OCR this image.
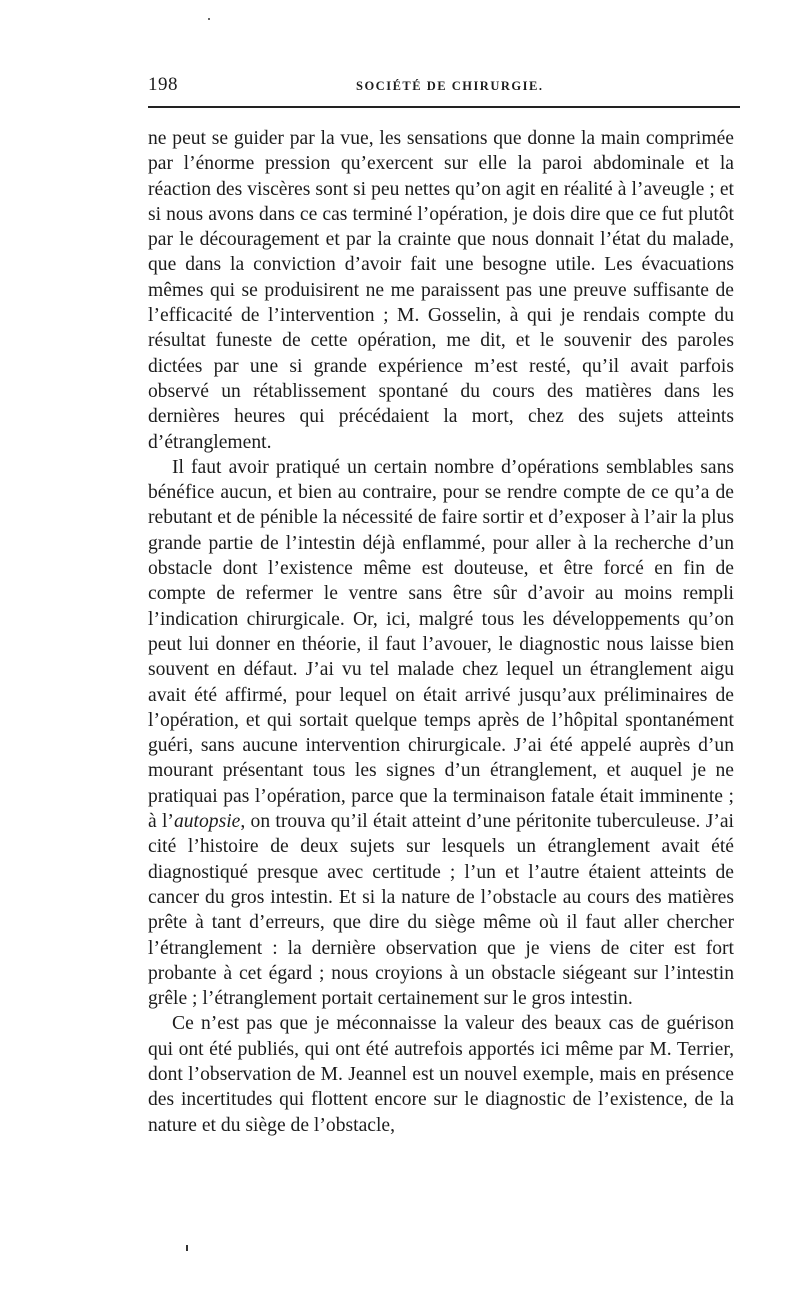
198	SOCIÉTÉ DE CHIRURGIE.

ne peut se guider par la vue, les sensations que donne la main comprimée par l’énorme pression qu’exercent sur elle la paroi abdominale et la réaction des viscères sont si peu nettes qu’on agit en réalité à l’aveugle ; et si nous avons dans ce cas terminé l’opération, je dois dire que ce fut plutôt par le découragement et par la crainte que nous donnait l’état du malade, que dans la conviction d’avoir fait une besogne utile. Les évacuations mêmes qui se produisirent ne me paraissent pas une preuve suffisante de l’efficacité de l’intervention ; M. Gosselin, à qui je rendais compte du résultat funeste de cette opération, me dit, et le souvenir des paroles dictées par une si grande expérience m’est resté, qu’il avait parfois observé un rétablissement spontané du cours des matières dans les dernières heures qui précédaient la mort, chez des sujets atteints d’étranglement.

Il faut avoir pratiqué un certain nombre d’opérations semblables sans bénéfice aucun, et bien au contraire, pour se rendre compte de ce qu’a de rebutant et de pénible la nécessité de faire sortir et d’exposer à l’air la plus grande partie de l’intestin déjà enflammé, pour aller à la recherche d’un obstacle dont l’existence même est douteuse, et être forcé en fin de compte de refermer le ventre sans être sûr d’avoir au moins rempli l’indication chirurgicale. Or, ici, malgré tous les développements qu’on peut lui donner en théorie, il faut l’avouer, le diagnostic nous laisse bien souvent en défaut. J’ai vu tel malade chez lequel un étranglement aigu avait été affirmé, pour lequel on était arrivé jusqu’aux préliminaires de l’opération, et qui sortait quelque temps après de l’hôpital spontanément guéri, sans aucune intervention chirurgicale. J’ai été appelé auprès d’un mourant présentant tous les signes d’un étranglement, et auquel je ne pratiquai pas l’opération, parce que la terminaison fatale était imminente ; à l’autopsie, on trouva qu’il était atteint d’une péritonite tuberculeuse. J’ai cité l’histoire de deux sujets sur lesquels un étranglement avait été diagnostiqué presque avec certitude ; l’un et l’autre étaient atteints de cancer du gros intestin. Et si la nature de l’obstacle au cours des matières prête à tant d’erreurs, que dire du siège même où il faut aller chercher l’étranglement : la dernière observation que je viens de citer est fort probante à cet égard ; nous croyions à un obstacle siégeant sur l’intestin grêle ; l’étranglement portait certainement sur le gros intestin.

Ce n’est pas que je méconnaisse la valeur des beaux cas de guérison qui ont été publiés, qui ont été autrefois apportés ici même par M. Terrier, dont l’observation de M. Jeannel est un nouvel exemple, mais en présence des incertitudes qui flottent encore sur le diagnostic de l’existence, de la nature et du siège de l’obstacle,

━━━━━━━━━━━━━━━━━━━━

▶ **What the task asks**:
Every line of the data should be copied as it stands, without the images.

▶ **Reply to the exercise**:
OCR this image.
198	SOCIÉTÉ DE CHIRURGIE.

ne peut se guider par la vue, les sensations que donne la main comprimée par l’énorme pression qu’exercent sur elle la paroi abdominale et la réaction des viscères sont si peu nettes qu’on agit en réalité à l’aveugle ; et si nous avons dans ce cas terminé l’opération, je dois dire que ce fut plutôt par le découragement et par la crainte que nous donnait l’état du malade, que dans la conviction d’avoir fait une besogne utile. Les évacuations mêmes qui se produisirent ne me paraissent pas une preuve suffisante de l’efficacité de l’intervention ; M. Gosselin, à qui je rendais compte du résultat funeste de cette opération, me dit, et le souvenir des paroles dictées par une si grande expérience m’est resté, qu’il avait parfois observé un rétablissement spontané du cours des matières dans les dernières heures qui précédaient la mort, chez des sujets atteints d’étranglement.

Il faut avoir pratiqué un certain nombre d’opérations semblables sans bénéfice aucun, et bien au contraire, pour se rendre compte de ce qu’a de rebutant et de pénible la nécessité de faire sortir et d’exposer à l’air la plus grande partie de l’intestin déjà enflammé, pour aller à la recherche d’un obstacle dont l’existence même est douteuse, et être forcé en fin de compte de refermer le ventre sans être sûr d’avoir au moins rempli l’indication chirurgicale. Or, ici, malgré tous les développements qu’on peut lui donner en théorie, il faut l’avouer, le diagnostic nous laisse bien souvent en défaut. J’ai vu tel malade chez lequel un étranglement aigu avait été affirmé, pour lequel on était arrivé jusqu’aux préliminaires de l’opération, et qui sortait quelque temps après de l’hôpital spontanément guéri, sans aucune intervention chirurgicale. J’ai été appelé auprès d’un mourant présentant tous les signes d’un étranglement, et auquel je ne pratiquai pas l’opération, parce que la terminaison fatale était imminente ; à l’autopsie, on trouva qu’il était atteint d’une péritonite tuberculeuse. J’ai cité l’histoire de deux sujets sur lesquels un étranglement avait été diagnostiqué presque avec certitude ; l’un et l’autre étaient atteints de cancer du gros intestin. Et si la nature de l’obstacle au cours des matières prête à tant d’erreurs, que dire du siège même où il faut aller chercher l’étranglement : la dernière observation que je viens de citer est fort probante à cet égard ; nous croyions à un obstacle siégeant sur l’intestin grêle ; l’étranglement portait certainement sur le gros intestin.

Ce n’est pas que je méconnaisse la valeur des beaux cas de guérison qui ont été publiés, qui ont été autrefois apportés ici même par M. Terrier, dont l’observation de M. Jeannel est un nouvel exemple, mais en présence des incertitudes qui flottent encore sur le diagnostic de l’existence, de la nature et du siège de l’obstacle,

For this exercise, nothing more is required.